===== Supplied data

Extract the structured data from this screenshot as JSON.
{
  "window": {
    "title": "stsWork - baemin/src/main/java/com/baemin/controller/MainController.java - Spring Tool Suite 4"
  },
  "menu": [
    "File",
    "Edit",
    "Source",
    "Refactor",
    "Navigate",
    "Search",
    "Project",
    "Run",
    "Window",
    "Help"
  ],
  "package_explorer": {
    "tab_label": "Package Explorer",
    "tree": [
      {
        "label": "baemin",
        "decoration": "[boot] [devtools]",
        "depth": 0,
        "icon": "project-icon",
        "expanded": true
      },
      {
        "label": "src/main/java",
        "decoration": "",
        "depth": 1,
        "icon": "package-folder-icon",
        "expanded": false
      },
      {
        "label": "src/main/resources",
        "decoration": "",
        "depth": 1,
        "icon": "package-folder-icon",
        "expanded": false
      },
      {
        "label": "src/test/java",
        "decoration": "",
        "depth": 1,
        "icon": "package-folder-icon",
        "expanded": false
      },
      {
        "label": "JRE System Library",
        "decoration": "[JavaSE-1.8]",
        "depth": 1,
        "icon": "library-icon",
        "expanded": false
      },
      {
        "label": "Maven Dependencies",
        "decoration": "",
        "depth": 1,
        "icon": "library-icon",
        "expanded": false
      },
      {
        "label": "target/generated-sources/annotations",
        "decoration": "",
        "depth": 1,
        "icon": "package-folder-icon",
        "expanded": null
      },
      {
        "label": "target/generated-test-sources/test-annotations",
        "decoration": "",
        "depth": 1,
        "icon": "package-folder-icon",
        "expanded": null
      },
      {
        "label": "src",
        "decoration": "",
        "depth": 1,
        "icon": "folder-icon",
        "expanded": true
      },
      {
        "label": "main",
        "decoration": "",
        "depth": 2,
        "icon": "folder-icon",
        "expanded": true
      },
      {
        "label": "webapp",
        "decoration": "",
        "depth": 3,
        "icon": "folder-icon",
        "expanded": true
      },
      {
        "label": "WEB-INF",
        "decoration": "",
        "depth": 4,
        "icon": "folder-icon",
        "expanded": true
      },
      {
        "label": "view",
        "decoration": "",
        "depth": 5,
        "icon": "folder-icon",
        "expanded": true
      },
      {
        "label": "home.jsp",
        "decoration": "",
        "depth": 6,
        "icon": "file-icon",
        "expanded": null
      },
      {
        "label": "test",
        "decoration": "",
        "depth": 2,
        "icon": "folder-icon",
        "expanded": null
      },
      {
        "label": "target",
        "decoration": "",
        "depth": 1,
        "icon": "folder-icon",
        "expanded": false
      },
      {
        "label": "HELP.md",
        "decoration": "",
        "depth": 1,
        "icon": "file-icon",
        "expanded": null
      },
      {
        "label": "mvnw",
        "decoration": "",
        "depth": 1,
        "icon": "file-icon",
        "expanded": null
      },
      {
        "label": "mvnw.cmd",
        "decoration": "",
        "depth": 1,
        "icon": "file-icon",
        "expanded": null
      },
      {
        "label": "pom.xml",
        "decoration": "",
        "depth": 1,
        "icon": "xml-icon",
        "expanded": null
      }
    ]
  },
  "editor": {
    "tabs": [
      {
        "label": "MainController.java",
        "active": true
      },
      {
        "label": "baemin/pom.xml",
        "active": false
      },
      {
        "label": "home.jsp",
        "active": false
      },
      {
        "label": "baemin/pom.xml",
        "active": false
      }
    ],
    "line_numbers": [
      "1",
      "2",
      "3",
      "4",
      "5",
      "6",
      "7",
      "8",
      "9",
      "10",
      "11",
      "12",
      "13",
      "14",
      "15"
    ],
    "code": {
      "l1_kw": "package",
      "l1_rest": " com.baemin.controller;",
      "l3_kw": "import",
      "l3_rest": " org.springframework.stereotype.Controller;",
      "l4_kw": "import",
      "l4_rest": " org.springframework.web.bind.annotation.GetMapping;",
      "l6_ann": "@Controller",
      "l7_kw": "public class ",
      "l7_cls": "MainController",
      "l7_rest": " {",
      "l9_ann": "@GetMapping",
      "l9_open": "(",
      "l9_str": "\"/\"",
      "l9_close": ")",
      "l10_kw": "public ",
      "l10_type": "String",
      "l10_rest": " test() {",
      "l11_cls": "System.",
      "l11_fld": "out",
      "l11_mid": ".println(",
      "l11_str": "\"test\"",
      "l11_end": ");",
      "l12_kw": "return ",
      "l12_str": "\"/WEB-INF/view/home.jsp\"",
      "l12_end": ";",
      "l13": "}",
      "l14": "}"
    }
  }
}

==========

What you have to do:
Extract each line holding the string "baemin".

Solution to this task:
    "title": "stsWork - baemin/src/main/java/com/baemin/controller/MainController.java - Spring Tool Suite 4"
        "label": "baemin",
        "label": "baemin/pom.xml",
        "label": "baemin/pom.xml",
      "l1_rest": " com.baemin.controller;",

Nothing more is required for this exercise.